◆ **Records for this task**

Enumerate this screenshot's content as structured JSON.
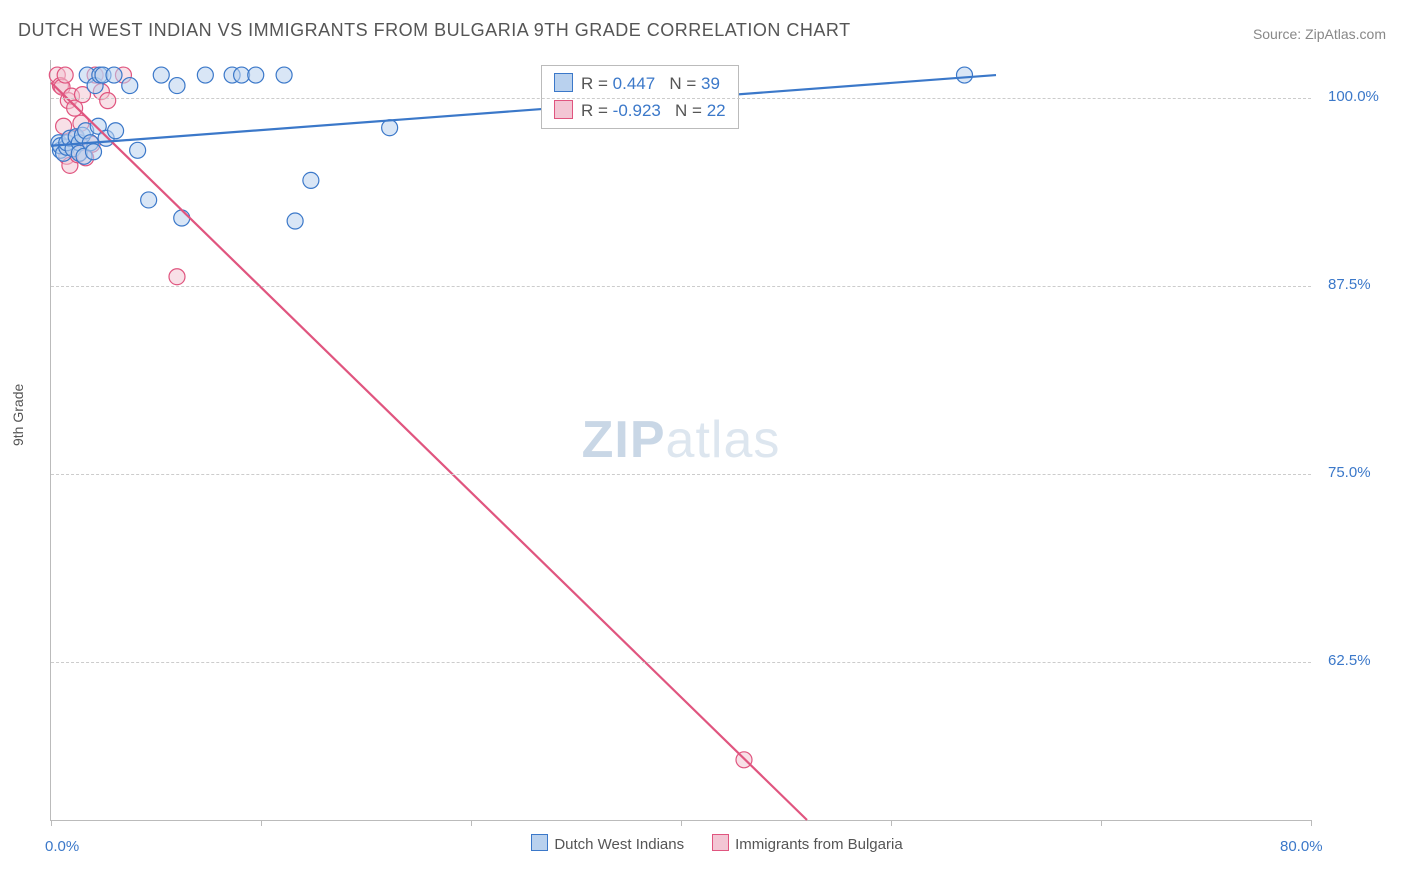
{
  "title": "DUTCH WEST INDIAN VS IMMIGRANTS FROM BULGARIA 9TH GRADE CORRELATION CHART",
  "source_label": "Source: ",
  "source_name": "ZipAtlas.com",
  "ylabel": "9th Grade",
  "watermark_zip": "ZIP",
  "watermark_atlas": "atlas",
  "chart": {
    "type": "scatter",
    "x_range": [
      0.0,
      80.0
    ],
    "y_range": [
      52.0,
      102.5
    ],
    "y_ticks": [
      62.5,
      75.0,
      87.5,
      100.0
    ],
    "y_tick_labels": [
      "62.5%",
      "75.0%",
      "87.5%",
      "100.0%"
    ],
    "x_ticks": [
      0.0,
      13.33,
      26.67,
      40.0,
      53.33,
      66.67,
      80.0
    ],
    "x_tick_labels": {
      "first": "0.0%",
      "last": "80.0%"
    },
    "grid_color": "#cccccc",
    "axis_color": "#bbbbbb",
    "background": "#ffffff",
    "marker_radius": 8,
    "marker_opacity": 0.55,
    "line_width": 2.2,
    "series": [
      {
        "key": "dutch",
        "label": "Dutch West Indians",
        "color": "#3b78c9",
        "fill": "#b9d1ee",
        "R": "0.447",
        "N": "39",
        "trend": {
          "x1": 0.0,
          "y1": 96.8,
          "x2": 60.0,
          "y2": 101.5
        },
        "points": [
          [
            0.5,
            97.0
          ],
          [
            0.6,
            96.5
          ],
          [
            0.6,
            96.8
          ],
          [
            0.8,
            96.3
          ],
          [
            1.0,
            96.7
          ],
          [
            1.0,
            97.0
          ],
          [
            1.2,
            97.3
          ],
          [
            1.4,
            96.6
          ],
          [
            1.6,
            97.4
          ],
          [
            1.8,
            97.0
          ],
          [
            1.8,
            96.3
          ],
          [
            2.0,
            97.5
          ],
          [
            2.1,
            96.1
          ],
          [
            2.2,
            97.8
          ],
          [
            2.3,
            101.5
          ],
          [
            2.5,
            97.0
          ],
          [
            2.7,
            96.4
          ],
          [
            2.8,
            100.8
          ],
          [
            3.0,
            98.1
          ],
          [
            3.1,
            101.5
          ],
          [
            3.3,
            101.5
          ],
          [
            3.5,
            97.3
          ],
          [
            4.0,
            101.5
          ],
          [
            4.1,
            97.8
          ],
          [
            5.0,
            100.8
          ],
          [
            5.5,
            96.5
          ],
          [
            6.2,
            93.2
          ],
          [
            7.0,
            101.5
          ],
          [
            8.0,
            100.8
          ],
          [
            8.3,
            92.0
          ],
          [
            9.8,
            101.5
          ],
          [
            11.5,
            101.5
          ],
          [
            12.1,
            101.5
          ],
          [
            13.0,
            101.5
          ],
          [
            14.8,
            101.5
          ],
          [
            15.5,
            91.8
          ],
          [
            16.5,
            94.5
          ],
          [
            21.5,
            98.0
          ],
          [
            58.0,
            101.5
          ]
        ]
      },
      {
        "key": "bulgaria",
        "label": "Immigrants from Bulgaria",
        "color": "#e0557f",
        "fill": "#f3c6d4",
        "R": "-0.923",
        "N": "22",
        "trend": {
          "x1": 0.0,
          "y1": 101.0,
          "x2": 48.0,
          "y2": 52.0
        },
        "points": [
          [
            0.4,
            101.5
          ],
          [
            0.6,
            100.8
          ],
          [
            0.7,
            100.7
          ],
          [
            0.8,
            98.1
          ],
          [
            0.9,
            101.5
          ],
          [
            1.0,
            96.1
          ],
          [
            1.1,
            99.8
          ],
          [
            1.2,
            95.5
          ],
          [
            1.3,
            100.1
          ],
          [
            1.5,
            99.3
          ],
          [
            1.6,
            97.3
          ],
          [
            1.7,
            96.2
          ],
          [
            1.9,
            98.3
          ],
          [
            2.0,
            100.2
          ],
          [
            2.2,
            96.0
          ],
          [
            2.6,
            96.9
          ],
          [
            2.8,
            101.5
          ],
          [
            3.2,
            100.4
          ],
          [
            3.6,
            99.8
          ],
          [
            4.6,
            101.5
          ],
          [
            8.0,
            88.1
          ],
          [
            44.0,
            56.0
          ]
        ]
      }
    ]
  },
  "stats_box": {
    "R_label": "R  =  ",
    "N_label": "N  =  "
  }
}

◆ **Task to carry out**
Return the entries unchanged, save for the pictures, which do not belong in the copy.

◆ **Solved problem**
Enumerate this screenshot's content as structured JSON.
{
  "title": "DUTCH WEST INDIAN VS IMMIGRANTS FROM BULGARIA 9TH GRADE CORRELATION CHART",
  "source_label": "Source: ",
  "source_name": "ZipAtlas.com",
  "ylabel": "9th Grade",
  "watermark_zip": "ZIP",
  "watermark_atlas": "atlas",
  "chart": {
    "type": "scatter",
    "x_range": [
      0.0,
      80.0
    ],
    "y_range": [
      52.0,
      102.5
    ],
    "y_ticks": [
      62.5,
      75.0,
      87.5,
      100.0
    ],
    "y_tick_labels": [
      "62.5%",
      "75.0%",
      "87.5%",
      "100.0%"
    ],
    "x_ticks": [
      0.0,
      13.33,
      26.67,
      40.0,
      53.33,
      66.67,
      80.0
    ],
    "x_tick_labels": {
      "first": "0.0%",
      "last": "80.0%"
    },
    "grid_color": "#cccccc",
    "axis_color": "#bbbbbb",
    "background": "#ffffff",
    "marker_radius": 8,
    "marker_opacity": 0.55,
    "line_width": 2.2,
    "series": [
      {
        "key": "dutch",
        "label": "Dutch West Indians",
        "color": "#3b78c9",
        "fill": "#b9d1ee",
        "R": "0.447",
        "N": "39",
        "trend": {
          "x1": 0.0,
          "y1": 96.8,
          "x2": 60.0,
          "y2": 101.5
        },
        "points": [
          [
            0.5,
            97.0
          ],
          [
            0.6,
            96.5
          ],
          [
            0.6,
            96.8
          ],
          [
            0.8,
            96.3
          ],
          [
            1.0,
            96.7
          ],
          [
            1.0,
            97.0
          ],
          [
            1.2,
            97.3
          ],
          [
            1.4,
            96.6
          ],
          [
            1.6,
            97.4
          ],
          [
            1.8,
            97.0
          ],
          [
            1.8,
            96.3
          ],
          [
            2.0,
            97.5
          ],
          [
            2.1,
            96.1
          ],
          [
            2.2,
            97.8
          ],
          [
            2.3,
            101.5
          ],
          [
            2.5,
            97.0
          ],
          [
            2.7,
            96.4
          ],
          [
            2.8,
            100.8
          ],
          [
            3.0,
            98.1
          ],
          [
            3.1,
            101.5
          ],
          [
            3.3,
            101.5
          ],
          [
            3.5,
            97.3
          ],
          [
            4.0,
            101.5
          ],
          [
            4.1,
            97.8
          ],
          [
            5.0,
            100.8
          ],
          [
            5.5,
            96.5
          ],
          [
            6.2,
            93.2
          ],
          [
            7.0,
            101.5
          ],
          [
            8.0,
            100.8
          ],
          [
            8.3,
            92.0
          ],
          [
            9.8,
            101.5
          ],
          [
            11.5,
            101.5
          ],
          [
            12.1,
            101.5
          ],
          [
            13.0,
            101.5
          ],
          [
            14.8,
            101.5
          ],
          [
            15.5,
            91.8
          ],
          [
            16.5,
            94.5
          ],
          [
            21.5,
            98.0
          ],
          [
            58.0,
            101.5
          ]
        ]
      },
      {
        "key": "bulgaria",
        "label": "Immigrants from Bulgaria",
        "color": "#e0557f",
        "fill": "#f3c6d4",
        "R": "-0.923",
        "N": "22",
        "trend": {
          "x1": 0.0,
          "y1": 101.0,
          "x2": 48.0,
          "y2": 52.0
        },
        "points": [
          [
            0.4,
            101.5
          ],
          [
            0.6,
            100.8
          ],
          [
            0.7,
            100.7
          ],
          [
            0.8,
            98.1
          ],
          [
            0.9,
            101.5
          ],
          [
            1.0,
            96.1
          ],
          [
            1.1,
            99.8
          ],
          [
            1.2,
            95.5
          ],
          [
            1.3,
            100.1
          ],
          [
            1.5,
            99.3
          ],
          [
            1.6,
            97.3
          ],
          [
            1.7,
            96.2
          ],
          [
            1.9,
            98.3
          ],
          [
            2.0,
            100.2
          ],
          [
            2.2,
            96.0
          ],
          [
            2.6,
            96.9
          ],
          [
            2.8,
            101.5
          ],
          [
            3.2,
            100.4
          ],
          [
            3.6,
            99.8
          ],
          [
            4.6,
            101.5
          ],
          [
            8.0,
            88.1
          ],
          [
            44.0,
            56.0
          ]
        ]
      }
    ]
  },
  "stats_box": {
    "R_label": "R  =  ",
    "N_label": "N  =  "
  }
}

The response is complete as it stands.